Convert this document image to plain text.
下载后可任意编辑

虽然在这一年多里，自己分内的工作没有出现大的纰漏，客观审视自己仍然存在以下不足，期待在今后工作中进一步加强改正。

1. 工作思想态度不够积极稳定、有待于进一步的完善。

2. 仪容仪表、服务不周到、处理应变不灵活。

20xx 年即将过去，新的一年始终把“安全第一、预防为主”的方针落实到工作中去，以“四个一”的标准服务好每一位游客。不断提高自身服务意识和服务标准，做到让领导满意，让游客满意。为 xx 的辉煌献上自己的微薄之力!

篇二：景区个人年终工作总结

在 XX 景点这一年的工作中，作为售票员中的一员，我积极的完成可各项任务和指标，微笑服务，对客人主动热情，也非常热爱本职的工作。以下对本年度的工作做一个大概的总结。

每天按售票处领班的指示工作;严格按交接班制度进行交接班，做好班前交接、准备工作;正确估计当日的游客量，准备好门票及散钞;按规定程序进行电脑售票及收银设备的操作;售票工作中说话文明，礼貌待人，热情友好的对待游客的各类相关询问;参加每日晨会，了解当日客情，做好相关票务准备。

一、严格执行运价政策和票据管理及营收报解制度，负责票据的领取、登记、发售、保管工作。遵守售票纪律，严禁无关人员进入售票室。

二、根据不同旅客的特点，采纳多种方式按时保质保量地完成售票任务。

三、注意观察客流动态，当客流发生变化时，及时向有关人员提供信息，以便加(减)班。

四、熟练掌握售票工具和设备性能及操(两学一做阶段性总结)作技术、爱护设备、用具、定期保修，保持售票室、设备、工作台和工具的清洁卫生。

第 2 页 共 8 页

◇ ◇ ◇ ◇ ◇

TO BE DONE -
Copy out every entry again, exactly as it was given.

TASK RESULT -
Convert this document image to plain text.
下载后可任意编辑

虽然在这一年多里，自己分内的工作没有出现大的纰漏，客观审视自己仍然存在以下不足，期待在今后工作中进一步加强改正。

1. 工作思想态度不够积极稳定、有待于进一步的完善。

2. 仪容仪表、服务不周到、处理应变不灵活。

20xx 年即将过去，新的一年始终把“安全第一、预防为主”的方针落实到工作中去，以“四个一”的标准服务好每一位游客。不断提高自身服务意识和服务标准，做到让领导满意，让游客满意。为 xx 的辉煌献上自己的微薄之力!

篇二：景区个人年终工作总结

在 XX 景点这一年的工作中，作为售票员中的一员，我积极的完成可各项任务和指标，微笑服务，对客人主动热情，也非常热爱本职的工作。以下对本年度的工作做一个大概的总结。

每天按售票处领班的指示工作;严格按交接班制度进行交接班，做好班前交接、准备工作;正确估计当日的游客量，准备好门票及散钞;按规定程序进行电脑售票及收银设备的操作;售票工作中说话文明，礼貌待人，热情友好的对待游客的各类相关询问;参加每日晨会，了解当日客情，做好相关票务准备。

一、严格执行运价政策和票据管理及营收报解制度，负责票据的领取、登记、发售、保管工作。遵守售票纪律，严禁无关人员进入售票室。

二、根据不同旅客的特点，采纳多种方式按时保质保量地完成售票任务。

三、注意观察客流动态，当客流发生变化时，及时向有关人员提供信息，以便加(减)班。

四、熟练掌握售票工具和设备性能及操(两学一做阶段性总结)作技术、爱护设备、用具、定期保修，保持售票室、设备、工作台和工具的清洁卫生。

第 2 页 共 8 页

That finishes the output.